Stored entries:
━━━━━━━━━━━━━━━━
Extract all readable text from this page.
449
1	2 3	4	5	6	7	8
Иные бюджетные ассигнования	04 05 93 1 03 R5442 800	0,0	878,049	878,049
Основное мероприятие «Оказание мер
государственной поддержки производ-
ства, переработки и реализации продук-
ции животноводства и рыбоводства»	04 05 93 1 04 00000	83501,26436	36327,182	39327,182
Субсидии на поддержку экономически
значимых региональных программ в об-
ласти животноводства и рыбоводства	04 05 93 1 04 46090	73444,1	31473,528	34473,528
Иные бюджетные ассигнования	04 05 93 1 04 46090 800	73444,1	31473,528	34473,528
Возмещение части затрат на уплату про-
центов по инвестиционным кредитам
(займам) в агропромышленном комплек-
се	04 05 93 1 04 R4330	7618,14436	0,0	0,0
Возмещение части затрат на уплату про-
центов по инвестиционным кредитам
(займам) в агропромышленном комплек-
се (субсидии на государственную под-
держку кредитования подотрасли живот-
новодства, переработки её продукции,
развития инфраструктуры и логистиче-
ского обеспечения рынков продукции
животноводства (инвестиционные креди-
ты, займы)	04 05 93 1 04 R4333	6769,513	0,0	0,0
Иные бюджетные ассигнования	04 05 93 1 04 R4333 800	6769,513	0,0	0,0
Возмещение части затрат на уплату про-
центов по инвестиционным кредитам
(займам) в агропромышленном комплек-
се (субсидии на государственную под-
━━━━━━━━━━━━━━━━
• [What you have to do]
Tally how many lines of the data include the word "Иные". Write the number and nothing else.

• [The result]
3